▶ [EXERCISE]: Copy out, from the entries below, each line holding the string "JSON".

▶ [PROVIDED RECORDS]:

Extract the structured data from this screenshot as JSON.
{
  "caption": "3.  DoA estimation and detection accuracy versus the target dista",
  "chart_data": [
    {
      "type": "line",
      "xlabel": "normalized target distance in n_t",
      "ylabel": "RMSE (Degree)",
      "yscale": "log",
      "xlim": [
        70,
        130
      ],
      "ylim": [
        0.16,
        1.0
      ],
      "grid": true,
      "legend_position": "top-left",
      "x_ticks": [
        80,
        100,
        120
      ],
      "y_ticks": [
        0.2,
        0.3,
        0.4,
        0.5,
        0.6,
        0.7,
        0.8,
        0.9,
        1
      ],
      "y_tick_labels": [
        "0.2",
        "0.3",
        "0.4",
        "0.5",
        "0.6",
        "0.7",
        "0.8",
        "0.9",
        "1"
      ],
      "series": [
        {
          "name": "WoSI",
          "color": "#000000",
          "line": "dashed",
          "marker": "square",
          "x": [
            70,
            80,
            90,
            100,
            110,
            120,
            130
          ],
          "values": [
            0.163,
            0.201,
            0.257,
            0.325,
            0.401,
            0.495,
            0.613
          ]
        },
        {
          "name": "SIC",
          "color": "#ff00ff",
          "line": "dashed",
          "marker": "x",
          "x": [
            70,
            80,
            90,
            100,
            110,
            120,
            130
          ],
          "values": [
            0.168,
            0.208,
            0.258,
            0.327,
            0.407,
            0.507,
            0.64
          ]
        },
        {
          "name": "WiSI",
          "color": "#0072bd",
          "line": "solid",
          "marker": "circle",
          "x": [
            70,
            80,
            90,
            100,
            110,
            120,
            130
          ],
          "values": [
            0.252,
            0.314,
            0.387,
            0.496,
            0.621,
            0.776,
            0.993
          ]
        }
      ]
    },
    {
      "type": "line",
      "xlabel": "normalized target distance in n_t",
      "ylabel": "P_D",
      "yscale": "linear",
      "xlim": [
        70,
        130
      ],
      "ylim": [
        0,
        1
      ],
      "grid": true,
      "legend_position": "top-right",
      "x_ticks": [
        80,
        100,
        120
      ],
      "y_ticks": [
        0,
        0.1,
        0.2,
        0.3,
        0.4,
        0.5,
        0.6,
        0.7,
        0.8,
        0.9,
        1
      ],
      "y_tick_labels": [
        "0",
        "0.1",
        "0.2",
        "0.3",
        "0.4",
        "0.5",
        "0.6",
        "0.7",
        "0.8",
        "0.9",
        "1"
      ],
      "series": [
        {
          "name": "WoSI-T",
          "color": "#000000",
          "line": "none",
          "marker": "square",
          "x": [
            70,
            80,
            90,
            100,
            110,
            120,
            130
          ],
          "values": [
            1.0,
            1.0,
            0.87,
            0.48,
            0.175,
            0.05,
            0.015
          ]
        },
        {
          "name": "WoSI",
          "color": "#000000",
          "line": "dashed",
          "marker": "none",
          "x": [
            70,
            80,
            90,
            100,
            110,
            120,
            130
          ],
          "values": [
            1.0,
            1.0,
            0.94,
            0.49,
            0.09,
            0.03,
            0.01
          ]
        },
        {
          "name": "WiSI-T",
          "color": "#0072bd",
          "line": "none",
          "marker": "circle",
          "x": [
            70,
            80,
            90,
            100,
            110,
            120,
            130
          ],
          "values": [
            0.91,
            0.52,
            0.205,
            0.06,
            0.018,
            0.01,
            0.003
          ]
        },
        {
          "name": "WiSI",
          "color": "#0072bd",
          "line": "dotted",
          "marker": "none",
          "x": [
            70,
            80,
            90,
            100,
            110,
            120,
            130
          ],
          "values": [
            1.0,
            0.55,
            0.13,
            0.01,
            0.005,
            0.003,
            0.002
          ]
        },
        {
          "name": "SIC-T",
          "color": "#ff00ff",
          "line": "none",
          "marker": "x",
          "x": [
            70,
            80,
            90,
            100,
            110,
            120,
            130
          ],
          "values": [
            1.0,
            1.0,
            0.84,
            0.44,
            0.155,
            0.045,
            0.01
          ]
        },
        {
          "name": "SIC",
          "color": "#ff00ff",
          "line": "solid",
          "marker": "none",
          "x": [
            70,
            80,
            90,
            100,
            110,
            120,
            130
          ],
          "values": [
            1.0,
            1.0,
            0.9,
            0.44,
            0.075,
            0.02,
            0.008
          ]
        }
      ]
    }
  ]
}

* * *

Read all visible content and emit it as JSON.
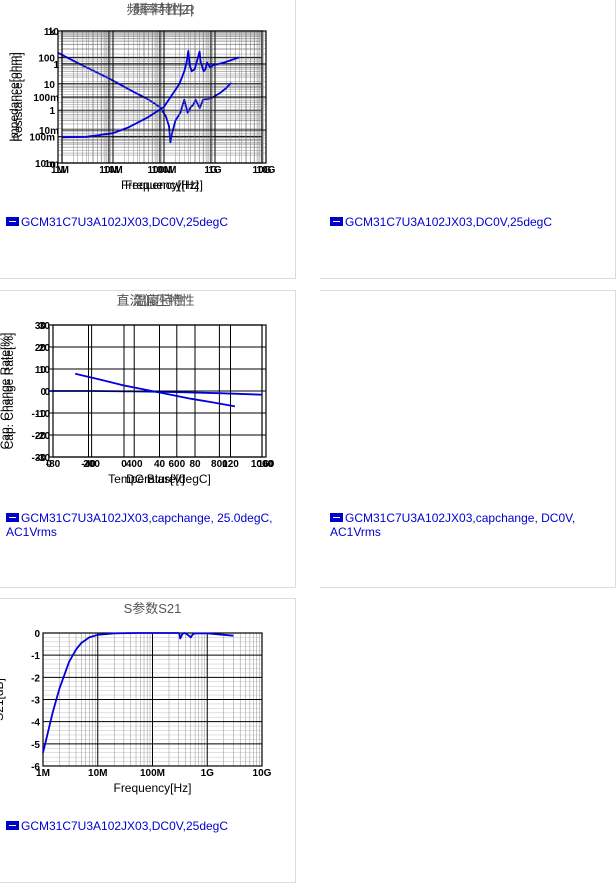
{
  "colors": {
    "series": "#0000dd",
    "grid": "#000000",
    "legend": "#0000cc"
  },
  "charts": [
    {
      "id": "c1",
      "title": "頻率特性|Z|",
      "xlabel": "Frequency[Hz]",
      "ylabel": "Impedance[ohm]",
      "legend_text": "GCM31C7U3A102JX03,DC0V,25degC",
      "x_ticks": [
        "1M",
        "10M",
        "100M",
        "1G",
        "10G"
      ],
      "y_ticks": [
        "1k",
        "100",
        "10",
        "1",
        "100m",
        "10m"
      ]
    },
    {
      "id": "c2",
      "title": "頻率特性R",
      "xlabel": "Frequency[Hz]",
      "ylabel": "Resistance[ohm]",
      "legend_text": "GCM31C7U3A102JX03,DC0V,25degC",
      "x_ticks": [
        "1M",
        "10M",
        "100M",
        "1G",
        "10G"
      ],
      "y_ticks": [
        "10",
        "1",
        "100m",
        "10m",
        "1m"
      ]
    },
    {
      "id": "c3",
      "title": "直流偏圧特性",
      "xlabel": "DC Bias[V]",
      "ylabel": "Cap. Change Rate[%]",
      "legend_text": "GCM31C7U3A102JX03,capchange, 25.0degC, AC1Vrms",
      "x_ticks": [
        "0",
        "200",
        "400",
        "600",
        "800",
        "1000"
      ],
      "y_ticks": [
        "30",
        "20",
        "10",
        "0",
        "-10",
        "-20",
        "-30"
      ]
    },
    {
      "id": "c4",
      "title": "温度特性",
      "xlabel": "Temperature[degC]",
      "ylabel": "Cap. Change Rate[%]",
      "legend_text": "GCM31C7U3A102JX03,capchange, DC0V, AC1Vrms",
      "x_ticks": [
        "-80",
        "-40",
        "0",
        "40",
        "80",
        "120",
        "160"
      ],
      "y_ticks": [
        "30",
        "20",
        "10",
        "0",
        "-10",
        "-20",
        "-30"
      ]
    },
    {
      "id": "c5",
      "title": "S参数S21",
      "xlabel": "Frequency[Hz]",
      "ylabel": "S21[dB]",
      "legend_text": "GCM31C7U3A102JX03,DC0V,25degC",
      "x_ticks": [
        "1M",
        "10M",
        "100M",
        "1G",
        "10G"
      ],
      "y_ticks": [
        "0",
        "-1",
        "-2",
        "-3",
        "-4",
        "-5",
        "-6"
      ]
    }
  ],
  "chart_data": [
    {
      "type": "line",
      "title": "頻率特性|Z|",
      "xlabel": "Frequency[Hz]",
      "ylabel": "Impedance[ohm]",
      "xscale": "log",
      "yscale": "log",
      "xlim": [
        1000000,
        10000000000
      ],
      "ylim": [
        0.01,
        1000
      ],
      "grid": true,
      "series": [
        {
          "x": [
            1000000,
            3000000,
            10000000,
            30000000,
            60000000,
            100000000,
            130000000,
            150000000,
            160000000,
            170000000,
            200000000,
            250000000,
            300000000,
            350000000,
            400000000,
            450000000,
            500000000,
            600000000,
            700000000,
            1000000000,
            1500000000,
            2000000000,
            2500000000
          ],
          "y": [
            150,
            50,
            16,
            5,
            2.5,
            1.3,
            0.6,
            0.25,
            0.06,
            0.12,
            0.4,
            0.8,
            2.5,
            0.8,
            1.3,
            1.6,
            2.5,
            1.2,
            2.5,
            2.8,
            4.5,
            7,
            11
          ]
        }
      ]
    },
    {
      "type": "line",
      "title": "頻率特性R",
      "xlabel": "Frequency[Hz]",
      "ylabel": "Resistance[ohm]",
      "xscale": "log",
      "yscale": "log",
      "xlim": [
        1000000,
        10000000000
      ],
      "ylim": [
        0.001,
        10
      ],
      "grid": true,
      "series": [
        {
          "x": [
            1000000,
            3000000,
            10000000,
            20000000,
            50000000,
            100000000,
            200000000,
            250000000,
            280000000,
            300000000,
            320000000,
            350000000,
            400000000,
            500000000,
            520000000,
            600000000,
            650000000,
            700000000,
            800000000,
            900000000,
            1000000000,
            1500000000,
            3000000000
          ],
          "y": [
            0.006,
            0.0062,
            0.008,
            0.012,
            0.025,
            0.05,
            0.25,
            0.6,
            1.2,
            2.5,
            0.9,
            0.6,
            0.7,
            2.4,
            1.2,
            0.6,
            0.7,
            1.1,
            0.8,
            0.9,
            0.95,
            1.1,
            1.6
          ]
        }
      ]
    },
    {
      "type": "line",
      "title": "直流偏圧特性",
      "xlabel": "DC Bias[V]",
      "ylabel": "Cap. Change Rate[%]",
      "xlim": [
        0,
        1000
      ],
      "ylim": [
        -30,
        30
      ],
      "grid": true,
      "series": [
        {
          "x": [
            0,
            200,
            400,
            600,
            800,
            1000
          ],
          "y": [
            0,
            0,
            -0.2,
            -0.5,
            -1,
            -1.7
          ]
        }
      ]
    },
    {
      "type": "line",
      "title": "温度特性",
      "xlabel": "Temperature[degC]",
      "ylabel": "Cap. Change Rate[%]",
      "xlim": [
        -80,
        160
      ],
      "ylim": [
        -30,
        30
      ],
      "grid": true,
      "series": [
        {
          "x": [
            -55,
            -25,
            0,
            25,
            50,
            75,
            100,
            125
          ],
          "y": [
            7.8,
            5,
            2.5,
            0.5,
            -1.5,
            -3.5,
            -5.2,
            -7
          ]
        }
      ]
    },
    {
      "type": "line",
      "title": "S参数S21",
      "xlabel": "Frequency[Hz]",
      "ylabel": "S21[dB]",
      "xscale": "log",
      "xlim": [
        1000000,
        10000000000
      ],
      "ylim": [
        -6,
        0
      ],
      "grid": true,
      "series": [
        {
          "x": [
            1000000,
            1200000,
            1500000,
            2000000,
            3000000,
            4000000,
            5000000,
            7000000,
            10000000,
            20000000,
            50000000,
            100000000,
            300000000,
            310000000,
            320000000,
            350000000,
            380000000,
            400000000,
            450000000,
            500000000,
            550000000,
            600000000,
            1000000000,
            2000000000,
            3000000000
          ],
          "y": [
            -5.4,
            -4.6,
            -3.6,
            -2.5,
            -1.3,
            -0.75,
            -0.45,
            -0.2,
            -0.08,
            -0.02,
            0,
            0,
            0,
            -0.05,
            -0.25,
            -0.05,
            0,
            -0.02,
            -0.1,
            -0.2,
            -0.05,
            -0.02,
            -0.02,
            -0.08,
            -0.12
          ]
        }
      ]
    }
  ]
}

---

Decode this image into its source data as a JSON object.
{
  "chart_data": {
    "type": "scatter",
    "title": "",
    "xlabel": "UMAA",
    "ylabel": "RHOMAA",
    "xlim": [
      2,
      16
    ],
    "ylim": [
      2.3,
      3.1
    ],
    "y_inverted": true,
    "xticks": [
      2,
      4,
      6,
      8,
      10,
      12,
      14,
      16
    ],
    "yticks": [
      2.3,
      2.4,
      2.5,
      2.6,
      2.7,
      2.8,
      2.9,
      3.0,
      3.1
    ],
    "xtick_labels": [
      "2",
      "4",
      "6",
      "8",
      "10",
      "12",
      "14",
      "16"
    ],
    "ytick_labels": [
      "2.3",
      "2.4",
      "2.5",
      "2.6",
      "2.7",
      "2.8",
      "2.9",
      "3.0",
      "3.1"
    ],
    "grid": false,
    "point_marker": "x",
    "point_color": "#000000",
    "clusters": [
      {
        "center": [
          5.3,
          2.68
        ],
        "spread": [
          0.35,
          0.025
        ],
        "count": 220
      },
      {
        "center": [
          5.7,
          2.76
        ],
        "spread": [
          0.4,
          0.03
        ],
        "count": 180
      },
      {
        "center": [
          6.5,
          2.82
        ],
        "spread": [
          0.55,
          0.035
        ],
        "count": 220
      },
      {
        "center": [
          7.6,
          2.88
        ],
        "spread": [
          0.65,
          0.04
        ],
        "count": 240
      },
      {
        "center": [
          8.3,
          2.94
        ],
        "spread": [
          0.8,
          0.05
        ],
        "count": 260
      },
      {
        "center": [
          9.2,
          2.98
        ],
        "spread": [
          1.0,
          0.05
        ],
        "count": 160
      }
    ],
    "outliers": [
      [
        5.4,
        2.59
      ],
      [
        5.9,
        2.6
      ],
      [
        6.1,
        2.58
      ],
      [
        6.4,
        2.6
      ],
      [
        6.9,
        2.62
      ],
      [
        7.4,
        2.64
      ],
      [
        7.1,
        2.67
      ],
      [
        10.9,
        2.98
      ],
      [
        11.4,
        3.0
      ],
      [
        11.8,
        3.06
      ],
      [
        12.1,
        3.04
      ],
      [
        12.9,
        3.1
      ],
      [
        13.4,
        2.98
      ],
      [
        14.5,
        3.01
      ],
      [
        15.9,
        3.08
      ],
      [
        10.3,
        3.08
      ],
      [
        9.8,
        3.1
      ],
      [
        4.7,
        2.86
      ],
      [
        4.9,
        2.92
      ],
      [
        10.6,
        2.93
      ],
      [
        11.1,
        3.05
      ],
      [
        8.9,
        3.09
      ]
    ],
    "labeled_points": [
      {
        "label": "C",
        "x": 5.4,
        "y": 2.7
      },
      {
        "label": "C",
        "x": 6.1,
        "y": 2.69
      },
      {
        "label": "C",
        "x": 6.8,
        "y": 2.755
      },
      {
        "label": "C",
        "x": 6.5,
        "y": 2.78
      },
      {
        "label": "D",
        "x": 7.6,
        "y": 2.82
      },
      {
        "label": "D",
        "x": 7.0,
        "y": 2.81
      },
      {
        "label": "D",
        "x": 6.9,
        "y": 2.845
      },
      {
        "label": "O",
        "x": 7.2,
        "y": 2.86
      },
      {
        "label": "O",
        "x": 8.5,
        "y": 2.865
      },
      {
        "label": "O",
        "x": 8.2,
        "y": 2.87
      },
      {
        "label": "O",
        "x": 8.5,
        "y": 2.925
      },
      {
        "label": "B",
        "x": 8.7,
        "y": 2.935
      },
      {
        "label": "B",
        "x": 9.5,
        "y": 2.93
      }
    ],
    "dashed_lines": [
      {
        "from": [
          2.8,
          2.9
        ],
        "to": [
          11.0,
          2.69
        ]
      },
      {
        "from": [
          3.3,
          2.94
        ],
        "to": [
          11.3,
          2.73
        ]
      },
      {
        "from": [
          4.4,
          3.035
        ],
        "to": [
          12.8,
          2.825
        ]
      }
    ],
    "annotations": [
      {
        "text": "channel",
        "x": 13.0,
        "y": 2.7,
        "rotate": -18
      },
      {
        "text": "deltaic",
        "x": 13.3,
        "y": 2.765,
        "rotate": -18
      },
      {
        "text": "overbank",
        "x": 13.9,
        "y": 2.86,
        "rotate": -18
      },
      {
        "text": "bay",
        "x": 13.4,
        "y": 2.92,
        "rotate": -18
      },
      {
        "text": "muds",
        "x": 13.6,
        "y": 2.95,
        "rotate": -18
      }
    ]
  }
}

▶ [THE COMPLETED TASK]:
Extract the structured data from this screenshot as JSON.
Read all visible content and emit it as JSON.
Decode this image into its source data as a JSON object.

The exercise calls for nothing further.